[Entries from a dataset]
----

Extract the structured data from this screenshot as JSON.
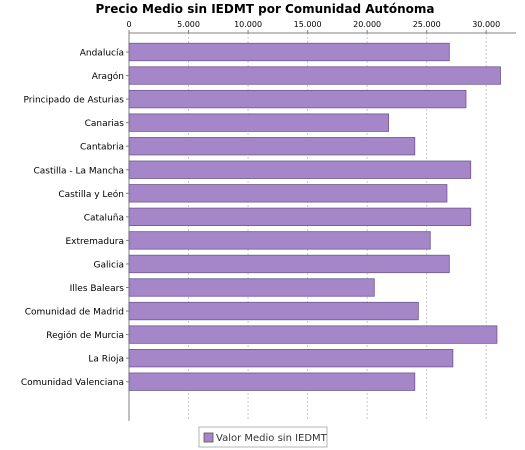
{
  "chart_data": {
    "type": "bar",
    "orientation": "horizontal",
    "title": "Precio Medio sin IEDMT por Comunidad Autónoma",
    "xlabel": "",
    "ylabel": "",
    "xlim": [
      0,
      32500
    ],
    "x_ticks": [
      {
        "value": 0,
        "label": "0"
      },
      {
        "value": 5000,
        "label": "5.000"
      },
      {
        "value": 10000,
        "label": "10.000"
      },
      {
        "value": 15000,
        "label": "15.000"
      },
      {
        "value": 20000,
        "label": "20.000"
      },
      {
        "value": 25000,
        "label": "25.000"
      },
      {
        "value": 30000,
        "label": "30.000"
      }
    ],
    "x_axis_position": "top",
    "grid": "vertical dashed",
    "legend_position": "bottom",
    "categories": [
      "Andalucía",
      "Aragón",
      "Principado de Asturias",
      "Canarias",
      "Cantabria",
      "Castilla - La Mancha",
      "Castilla y León",
      "Cataluña",
      "Extremadura",
      "Galicia",
      "Illes Balears",
      "Comunidad de Madrid",
      "Región de Murcia",
      "La Rioja",
      "Comunidad Valenciana"
    ],
    "series": [
      {
        "name": "Valor Medio sin IEDMT",
        "color": "#a586c9",
        "values": [
          26900,
          31200,
          28300,
          21800,
          24000,
          28700,
          26700,
          28700,
          25300,
          26900,
          20600,
          24300,
          30900,
          27200,
          24000
        ]
      }
    ]
  }
}
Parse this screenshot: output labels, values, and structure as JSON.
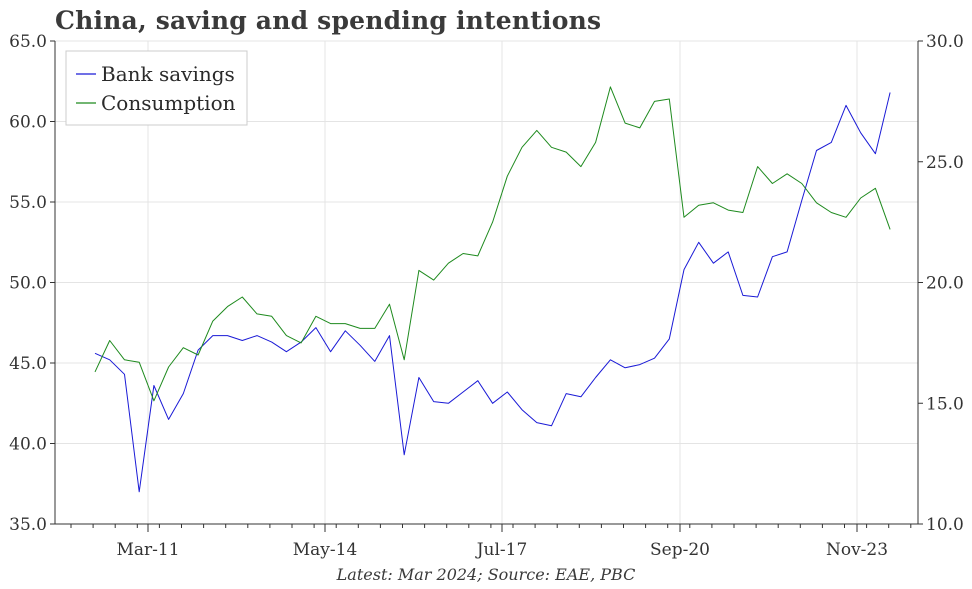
{
  "chart_data": {
    "type": "line",
    "title": "China, saving and spending intentions",
    "footer": "Latest: Mar 2024; Source: EAE, PBC",
    "x_tick_labels": [
      "Mar-11",
      "May-14",
      "Jul-17",
      "Sep-20",
      "Nov-23"
    ],
    "left_axis": {
      "range": [
        35.0,
        65.0
      ],
      "ticks": [
        "35.0",
        "40.0",
        "45.0",
        "50.0",
        "55.0",
        "60.0",
        "65.0"
      ]
    },
    "right_axis": {
      "range": [
        10.0,
        30.0
      ],
      "ticks": [
        "10.0",
        "15.0",
        "20.0",
        "25.0",
        "30.0"
      ]
    },
    "legend": {
      "position": "top-left",
      "entries": [
        "Bank savings",
        "Consumption"
      ]
    },
    "grid": true,
    "series": [
      {
        "name": "Bank savings",
        "axis": "left",
        "color": "#1a1ad6",
        "x": [
          0.0,
          0.25,
          0.5,
          0.75,
          1.0,
          1.25,
          1.5,
          1.75,
          2.0,
          2.25,
          2.5,
          2.75,
          3.0,
          3.25,
          3.5,
          3.75,
          4.0,
          4.25,
          4.5,
          4.75,
          5.0,
          5.25,
          5.5,
          5.75,
          6.0,
          6.25,
          6.5,
          6.75,
          7.0,
          7.25,
          7.5,
          7.75,
          8.0,
          8.25,
          8.5,
          8.75,
          9.0,
          9.25,
          9.5,
          9.75,
          10.0,
          10.25,
          10.5,
          10.75,
          11.0,
          11.25,
          11.5,
          11.75,
          12.0,
          12.25,
          12.5,
          12.75,
          13.0,
          13.25,
          13.5
        ],
        "values": [
          45.6,
          45.2,
          44.3,
          37.0,
          43.6,
          41.5,
          43.1,
          45.8,
          46.7,
          46.7,
          46.4,
          46.7,
          46.3,
          45.7,
          46.3,
          47.2,
          45.7,
          47.0,
          46.1,
          45.1,
          46.7,
          39.3,
          44.1,
          42.6,
          42.5,
          43.2,
          43.9,
          42.5,
          43.2,
          42.1,
          41.3,
          41.1,
          43.1,
          42.9,
          44.1,
          45.2,
          44.7,
          44.9,
          45.3,
          46.5,
          50.8,
          52.5,
          51.2,
          51.9,
          49.2,
          49.1,
          51.6,
          51.9,
          55.1,
          58.2,
          58.7,
          61.0,
          59.3,
          58.0,
          61.8
        ]
      },
      {
        "name": "Consumption",
        "axis": "right",
        "color": "#1e8a1e",
        "x": [
          0.0,
          0.25,
          0.5,
          0.75,
          1.0,
          1.25,
          1.5,
          1.75,
          2.0,
          2.25,
          2.5,
          2.75,
          3.0,
          3.25,
          3.5,
          3.75,
          4.0,
          4.25,
          4.5,
          4.75,
          5.0,
          5.25,
          5.5,
          5.75,
          6.0,
          6.25,
          6.5,
          6.75,
          7.0,
          7.25,
          7.5,
          7.75,
          8.0,
          8.25,
          8.5,
          8.75,
          9.0,
          9.25,
          9.5,
          9.75,
          10.0,
          10.25,
          10.5,
          10.75,
          11.0,
          11.25,
          11.5,
          11.75,
          12.0,
          12.25,
          12.5,
          12.75,
          13.0,
          13.25,
          13.5
        ],
        "values": [
          16.3,
          17.6,
          16.8,
          16.7,
          15.1,
          16.5,
          17.3,
          17.0,
          18.4,
          19.0,
          19.4,
          18.7,
          18.6,
          17.8,
          17.5,
          18.6,
          18.3,
          18.3,
          18.1,
          18.1,
          19.1,
          16.8,
          20.5,
          20.1,
          20.8,
          21.2,
          21.1,
          22.5,
          24.4,
          25.6,
          26.3,
          25.6,
          25.4,
          24.8,
          25.8,
          28.1,
          26.6,
          26.4,
          27.5,
          27.6,
          22.7,
          23.2,
          23.3,
          23.0,
          22.9,
          24.8,
          24.1,
          24.5,
          24.1,
          23.3,
          22.9,
          22.7,
          23.5,
          23.9,
          22.2
        ]
      }
    ]
  }
}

----

* What you need to do:
Write out each line of the data exactly; the images should be left out.

* Expected output:
Extract the structured data from this screenshot as JSON.
{
  "chart_data": {
    "type": "bar",
    "orientation": "horizontal",
    "title": "Precio Medio sin IEDMT por Comunidad Autónoma",
    "xlabel": "",
    "ylabel": "",
    "xlim": [
      0,
      32500
    ],
    "x_ticks": [
      {
        "value": 0,
        "label": "0"
      },
      {
        "value": 5000,
        "label": "5.000"
      },
      {
        "value": 10000,
        "label": "10.000"
      },
      {
        "value": 15000,
        "label": "15.000"
      },
      {
        "value": 20000,
        "label": "20.000"
      },
      {
        "value": 25000,
        "label": "25.000"
      },
      {
        "value": 30000,
        "label": "30.000"
      }
    ],
    "x_axis_position": "top",
    "grid": "vertical dashed",
    "legend_position": "bottom",
    "categories": [
      "Andalucía",
      "Aragón",
      "Principado de Asturias",
      "Canarias",
      "Cantabria",
      "Castilla - La Mancha",
      "Castilla y León",
      "Cataluña",
      "Extremadura",
      "Galicia",
      "Illes Balears",
      "Comunidad de Madrid",
      "Región de Murcia",
      "La Rioja",
      "Comunidad Valenciana"
    ],
    "series": [
      {
        "name": "Valor Medio sin IEDMT",
        "color": "#a586c9",
        "values": [
          26900,
          31200,
          28300,
          21800,
          24000,
          28700,
          26700,
          28700,
          25300,
          26900,
          20600,
          24300,
          30900,
          27200,
          24000
        ]
      }
    ]
  }
}
Parse this screenshot: output labels, values, and structure as JSON.
{
  "chart_data": {
    "type": "line",
    "title": "China, saving and spending intentions",
    "footer": "Latest: Mar 2024; Source: EAE, PBC",
    "x_tick_labels": [
      "Mar-11",
      "May-14",
      "Jul-17",
      "Sep-20",
      "Nov-23"
    ],
    "left_axis": {
      "range": [
        35.0,
        65.0
      ],
      "ticks": [
        "35.0",
        "40.0",
        "45.0",
        "50.0",
        "55.0",
        "60.0",
        "65.0"
      ]
    },
    "right_axis": {
      "range": [
        10.0,
        30.0
      ],
      "ticks": [
        "10.0",
        "15.0",
        "20.0",
        "25.0",
        "30.0"
      ]
    },
    "legend": {
      "position": "top-left",
      "entries": [
        "Bank savings",
        "Consumption"
      ]
    },
    "grid": true,
    "series": [
      {
        "name": "Bank savings",
        "axis": "left",
        "color": "#1a1ad6",
        "x": [
          0.0,
          0.25,
          0.5,
          0.75,
          1.0,
          1.25,
          1.5,
          1.75,
          2.0,
          2.25,
          2.5,
          2.75,
          3.0,
          3.25,
          3.5,
          3.75,
          4.0,
          4.25,
          4.5,
          4.75,
          5.0,
          5.25,
          5.5,
          5.75,
          6.0,
          6.25,
          6.5,
          6.75,
          7.0,
          7.25,
          7.5,
          7.75,
          8.0,
          8.25,
          8.5,
          8.75,
          9.0,
          9.25,
          9.5,
          9.75,
          10.0,
          10.25,
          10.5,
          10.75,
          11.0,
          11.25,
          11.5,
          11.75,
          12.0,
          12.25,
          12.5,
          12.75,
          13.0,
          13.25,
          13.5
        ],
        "values": [
          45.6,
          45.2,
          44.3,
          37.0,
          43.6,
          41.5,
          43.1,
          45.8,
          46.7,
          46.7,
          46.4,
          46.7,
          46.3,
          45.7,
          46.3,
          47.2,
          45.7,
          47.0,
          46.1,
          45.1,
          46.7,
          39.3,
          44.1,
          42.6,
          42.5,
          43.2,
          43.9,
          42.5,
          43.2,
          42.1,
          41.3,
          41.1,
          43.1,
          42.9,
          44.1,
          45.2,
          44.7,
          44.9,
          45.3,
          46.5,
          50.8,
          52.5,
          51.2,
          51.9,
          49.2,
          49.1,
          51.6,
          51.9,
          55.1,
          58.2,
          58.7,
          61.0,
          59.3,
          58.0,
          61.8
        ]
      },
      {
        "name": "Consumption",
        "axis": "right",
        "color": "#1e8a1e",
        "x": [
          0.0,
          0.25,
          0.5,
          0.75,
          1.0,
          1.25,
          1.5,
          1.75,
          2.0,
          2.25,
          2.5,
          2.75,
          3.0,
          3.25,
          3.5,
          3.75,
          4.0,
          4.25,
          4.5,
          4.75,
          5.0,
          5.25,
          5.5,
          5.75,
          6.0,
          6.25,
          6.5,
          6.75,
          7.0,
          7.25,
          7.5,
          7.75,
          8.0,
          8.25,
          8.5,
          8.75,
          9.0,
          9.25,
          9.5,
          9.75,
          10.0,
          10.25,
          10.5,
          10.75,
          11.0,
          11.25,
          11.5,
          11.75,
          12.0,
          12.25,
          12.5,
          12.75,
          13.0,
          13.25,
          13.5
        ],
        "values": [
          16.3,
          17.6,
          16.8,
          16.7,
          15.1,
          16.5,
          17.3,
          17.0,
          18.4,
          19.0,
          19.4,
          18.7,
          18.6,
          17.8,
          17.5,
          18.6,
          18.3,
          18.3,
          18.1,
          18.1,
          19.1,
          16.8,
          20.5,
          20.1,
          20.8,
          21.2,
          21.1,
          22.5,
          24.4,
          25.6,
          26.3,
          25.6,
          25.4,
          24.8,
          25.8,
          28.1,
          26.6,
          26.4,
          27.5,
          27.6,
          22.7,
          23.2,
          23.3,
          23.0,
          22.9,
          24.8,
          24.1,
          24.5,
          24.1,
          23.3,
          22.9,
          22.7,
          23.5,
          23.9,
          22.2
        ]
      }
    ]
  }
}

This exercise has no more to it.